Each entry below is to be transcribed exactly.

Begin PROVIDED RECORDS

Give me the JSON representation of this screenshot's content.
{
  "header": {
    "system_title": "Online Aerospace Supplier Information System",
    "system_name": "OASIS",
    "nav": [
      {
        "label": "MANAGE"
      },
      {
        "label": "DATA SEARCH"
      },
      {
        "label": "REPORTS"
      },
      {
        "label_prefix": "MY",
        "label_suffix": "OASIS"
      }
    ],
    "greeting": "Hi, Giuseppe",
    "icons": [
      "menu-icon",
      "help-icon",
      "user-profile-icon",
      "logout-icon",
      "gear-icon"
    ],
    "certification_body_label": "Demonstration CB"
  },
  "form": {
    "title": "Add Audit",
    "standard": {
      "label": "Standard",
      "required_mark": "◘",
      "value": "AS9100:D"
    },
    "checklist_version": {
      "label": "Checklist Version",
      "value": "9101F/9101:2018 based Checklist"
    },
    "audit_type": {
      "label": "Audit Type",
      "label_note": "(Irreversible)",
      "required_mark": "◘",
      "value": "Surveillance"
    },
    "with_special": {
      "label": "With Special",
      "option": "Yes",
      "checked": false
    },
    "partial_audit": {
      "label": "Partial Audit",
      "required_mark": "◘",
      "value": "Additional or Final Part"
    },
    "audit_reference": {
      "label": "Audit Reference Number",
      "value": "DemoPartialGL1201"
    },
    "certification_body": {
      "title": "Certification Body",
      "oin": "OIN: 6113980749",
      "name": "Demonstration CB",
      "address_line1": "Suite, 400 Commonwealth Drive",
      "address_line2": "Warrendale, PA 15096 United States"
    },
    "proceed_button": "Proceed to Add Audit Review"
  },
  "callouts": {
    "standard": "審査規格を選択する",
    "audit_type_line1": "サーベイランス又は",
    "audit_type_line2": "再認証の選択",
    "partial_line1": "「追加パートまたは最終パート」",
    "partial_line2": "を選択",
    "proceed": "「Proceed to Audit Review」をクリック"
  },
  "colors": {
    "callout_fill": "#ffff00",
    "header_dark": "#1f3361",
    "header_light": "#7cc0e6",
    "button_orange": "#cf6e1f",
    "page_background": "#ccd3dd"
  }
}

End PROVIDED RECORDS

WRITTEN RESPONSE →
Give me the JSON representation of this screenshot's content.
{
  "header": {
    "system_title": "Online Aerospace Supplier Information System",
    "system_name": "OASIS",
    "nav": [
      {
        "label": "MANAGE"
      },
      {
        "label": "DATA SEARCH"
      },
      {
        "label": "REPORTS"
      },
      {
        "label_prefix": "MY",
        "label_suffix": "OASIS"
      }
    ],
    "greeting": "Hi, Giuseppe",
    "icons": [
      "menu-icon",
      "help-icon",
      "user-profile-icon",
      "logout-icon",
      "gear-icon"
    ],
    "certification_body_label": "Demonstration CB"
  },
  "form": {
    "title": "Add Audit",
    "standard": {
      "label": "Standard",
      "required_mark": "◘",
      "value": "AS9100:D"
    },
    "checklist_version": {
      "label": "Checklist Version",
      "value": "9101F/9101:2018 based Checklist"
    },
    "audit_type": {
      "label": "Audit Type",
      "label_note": "(Irreversible)",
      "required_mark": "◘",
      "value": "Surveillance"
    },
    "with_special": {
      "label": "With Special",
      "option": "Yes",
      "checked": false
    },
    "partial_audit": {
      "label": "Partial Audit",
      "required_mark": "◘",
      "value": "Additional or Final Part"
    },
    "audit_reference": {
      "label": "Audit Reference Number",
      "value": "DemoPartialGL1201"
    },
    "certification_body": {
      "title": "Certification Body",
      "oin": "OIN: 6113980749",
      "name": "Demonstration CB",
      "address_line1": "Suite, 400 Commonwealth Drive",
      "address_line2": "Warrendale, PA 15096 United States"
    },
    "proceed_button": "Proceed to Add Audit Review"
  },
  "callouts": {
    "standard": "審査規格を選択する",
    "audit_type_line1": "サーベイランス又は",
    "audit_type_line2": "再認証の選択",
    "partial_line1": "「追加パートまたは最終パート」",
    "partial_line2": "を選択",
    "proceed": "「Proceed to Audit Review」をクリック"
  },
  "colors": {
    "callout_fill": "#ffff00",
    "header_dark": "#1f3361",
    "header_light": "#7cc0e6",
    "button_orange": "#cf6e1f",
    "page_background": "#ccd3dd"
  }
}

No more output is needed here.